▸ **WHAT YOU WILL DO**
Rewrite the part of the liquidated-damages passage between "Turning to Mr." and "escape market fluctuations.", inclusive, substituting "oak timber" for "ash timber".
====== EXTRACT ======
Turning to Mr. Sutherland’s test, which is a fair deduction from the authorities, the contract cannot be condemned as one requiring a greater sum to be paid in default of the payment of a lesser sum at a given time; nor as one where the damages are not difficult of ascertainment and t'he amount stipulated is unconscionable. It will not do to say that the amount is unconscionable because the price of ash timber had risen $1.50 per thousand feet during the life of the contract. Had it fallen $1.50 during that time, certainly there could be no claim that it was unconscionable; and the fluctuation in the market of salable commodities is just as liable to be on the one side as un the other. This fact furnishes a reason why the parties might contract for a fixed price and thereby escape market fluctuations.

It is argued that the landowner is not damaged. That his trees have increased in value, and that he is seeking to exact a higher price therefor than they were worth at the time he made the contract, and yet retain the trees. And it is further argued that where t'he damages are capable of ascertainment, the amount fixed will be disregarded, although declared to be liquidated damages. But the question is not as to the status of the parties at the time when the contract terminated, but as to the status of the parties at the time they made the contract. It may be, as t'he contract works out, that it would be easy to ascertain the damages for the breach of it, or to prove that there were none. But if the status of the parties at the time of the contract was such that it would be difficult or impossible to have anticipated the damage for a breach of it, and there was a positive element of damage, then under the authorities there is no reason why that may not be anticipated and contracted for in advance.
====== DATASET CONTENT ======
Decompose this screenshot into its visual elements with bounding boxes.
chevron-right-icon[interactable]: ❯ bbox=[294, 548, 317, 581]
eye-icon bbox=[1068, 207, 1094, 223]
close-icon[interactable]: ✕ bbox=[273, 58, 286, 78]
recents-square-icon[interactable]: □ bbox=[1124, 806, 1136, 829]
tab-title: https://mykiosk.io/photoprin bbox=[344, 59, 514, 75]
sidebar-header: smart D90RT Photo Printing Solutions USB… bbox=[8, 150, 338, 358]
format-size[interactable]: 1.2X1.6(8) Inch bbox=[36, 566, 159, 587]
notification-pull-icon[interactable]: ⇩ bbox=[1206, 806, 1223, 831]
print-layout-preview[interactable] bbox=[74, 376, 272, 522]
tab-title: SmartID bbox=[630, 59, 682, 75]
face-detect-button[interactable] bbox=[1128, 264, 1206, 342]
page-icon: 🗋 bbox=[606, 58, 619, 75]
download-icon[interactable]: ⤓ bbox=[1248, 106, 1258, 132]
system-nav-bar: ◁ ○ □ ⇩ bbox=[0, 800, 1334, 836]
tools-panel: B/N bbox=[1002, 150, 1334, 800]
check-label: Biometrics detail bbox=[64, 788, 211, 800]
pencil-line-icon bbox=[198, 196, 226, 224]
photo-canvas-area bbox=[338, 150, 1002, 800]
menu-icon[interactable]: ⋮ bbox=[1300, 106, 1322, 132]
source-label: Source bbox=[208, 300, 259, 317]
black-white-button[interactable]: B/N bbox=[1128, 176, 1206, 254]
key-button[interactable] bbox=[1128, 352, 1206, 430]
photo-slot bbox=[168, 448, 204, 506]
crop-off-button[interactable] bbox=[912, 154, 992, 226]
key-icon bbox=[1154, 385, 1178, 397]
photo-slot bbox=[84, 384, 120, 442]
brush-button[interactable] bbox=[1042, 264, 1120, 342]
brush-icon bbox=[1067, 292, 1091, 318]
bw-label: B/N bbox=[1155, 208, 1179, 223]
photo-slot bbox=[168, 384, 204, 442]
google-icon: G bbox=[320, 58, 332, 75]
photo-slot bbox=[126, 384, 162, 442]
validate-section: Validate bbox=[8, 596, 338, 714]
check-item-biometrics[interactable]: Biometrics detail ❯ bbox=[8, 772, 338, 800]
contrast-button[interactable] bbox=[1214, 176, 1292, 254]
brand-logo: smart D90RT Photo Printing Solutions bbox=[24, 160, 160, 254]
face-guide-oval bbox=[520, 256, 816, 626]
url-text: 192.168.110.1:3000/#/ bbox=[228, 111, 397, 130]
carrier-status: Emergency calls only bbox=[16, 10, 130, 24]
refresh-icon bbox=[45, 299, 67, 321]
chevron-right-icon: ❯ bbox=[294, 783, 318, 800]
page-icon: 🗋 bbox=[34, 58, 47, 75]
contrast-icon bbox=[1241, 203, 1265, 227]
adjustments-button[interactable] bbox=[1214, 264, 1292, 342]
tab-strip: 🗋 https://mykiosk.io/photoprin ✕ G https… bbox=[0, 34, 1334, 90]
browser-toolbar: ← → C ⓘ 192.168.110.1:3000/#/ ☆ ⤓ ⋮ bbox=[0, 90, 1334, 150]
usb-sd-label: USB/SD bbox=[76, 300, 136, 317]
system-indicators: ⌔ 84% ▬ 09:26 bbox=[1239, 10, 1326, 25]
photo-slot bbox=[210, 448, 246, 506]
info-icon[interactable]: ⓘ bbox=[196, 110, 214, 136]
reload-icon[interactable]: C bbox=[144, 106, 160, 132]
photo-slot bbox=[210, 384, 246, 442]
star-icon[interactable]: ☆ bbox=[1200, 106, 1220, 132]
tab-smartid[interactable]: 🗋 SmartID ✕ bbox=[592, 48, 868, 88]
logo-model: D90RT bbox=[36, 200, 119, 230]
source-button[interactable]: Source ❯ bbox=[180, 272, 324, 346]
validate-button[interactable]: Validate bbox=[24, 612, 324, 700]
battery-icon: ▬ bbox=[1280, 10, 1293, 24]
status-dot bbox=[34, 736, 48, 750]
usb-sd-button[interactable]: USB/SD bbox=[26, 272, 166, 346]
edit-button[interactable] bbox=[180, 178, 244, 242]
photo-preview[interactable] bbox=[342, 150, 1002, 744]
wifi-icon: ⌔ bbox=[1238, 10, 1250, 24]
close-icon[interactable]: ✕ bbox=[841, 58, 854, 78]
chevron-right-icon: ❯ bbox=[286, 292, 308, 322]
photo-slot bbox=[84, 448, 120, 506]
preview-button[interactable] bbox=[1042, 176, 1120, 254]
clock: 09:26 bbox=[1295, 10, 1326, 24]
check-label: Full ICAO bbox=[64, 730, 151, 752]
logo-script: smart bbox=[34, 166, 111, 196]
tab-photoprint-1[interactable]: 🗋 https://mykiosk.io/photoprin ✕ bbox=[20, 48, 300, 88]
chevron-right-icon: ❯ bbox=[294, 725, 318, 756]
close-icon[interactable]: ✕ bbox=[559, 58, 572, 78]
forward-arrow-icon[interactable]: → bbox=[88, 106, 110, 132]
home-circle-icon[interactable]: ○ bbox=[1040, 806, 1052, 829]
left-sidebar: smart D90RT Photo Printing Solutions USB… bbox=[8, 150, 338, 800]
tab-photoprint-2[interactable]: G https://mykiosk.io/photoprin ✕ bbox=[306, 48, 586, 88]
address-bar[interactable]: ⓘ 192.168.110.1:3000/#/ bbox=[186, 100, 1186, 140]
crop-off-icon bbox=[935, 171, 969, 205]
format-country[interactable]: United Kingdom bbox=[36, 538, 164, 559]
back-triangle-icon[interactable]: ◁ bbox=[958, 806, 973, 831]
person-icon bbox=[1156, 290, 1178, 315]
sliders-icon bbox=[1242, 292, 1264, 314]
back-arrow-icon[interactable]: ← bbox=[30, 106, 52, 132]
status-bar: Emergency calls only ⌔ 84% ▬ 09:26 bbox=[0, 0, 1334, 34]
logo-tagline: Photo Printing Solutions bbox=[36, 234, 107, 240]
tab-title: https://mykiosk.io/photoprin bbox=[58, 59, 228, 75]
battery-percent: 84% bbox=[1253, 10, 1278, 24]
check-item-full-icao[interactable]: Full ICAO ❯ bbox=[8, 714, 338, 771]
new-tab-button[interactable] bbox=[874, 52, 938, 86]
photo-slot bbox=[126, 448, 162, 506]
======
▸ **RESPONSE BOX**
Turning to Mr. Sutherland’s test, which is a fair deduction from the authorities, the contract cannot be condemned as one requiring a greater sum to be paid in default of the payment of a lesser sum at a given time; nor as one where the damages are not difficult of ascertainment and t'he amount stipulated is unconscionable. It will not do to say that the amount is unconscionable because the price of oak timber had risen $1.50 per thousand feet during the life of the contract. Had it fallen $1.50 during that time, certainly there could be no claim that it was unconscionable; and the fluctuation in the market of salable commodities is just as liable to be on the one side as un the other. This fact furnishes a reason why the parties might contract for a fixed price and thereby escape market fluctuations.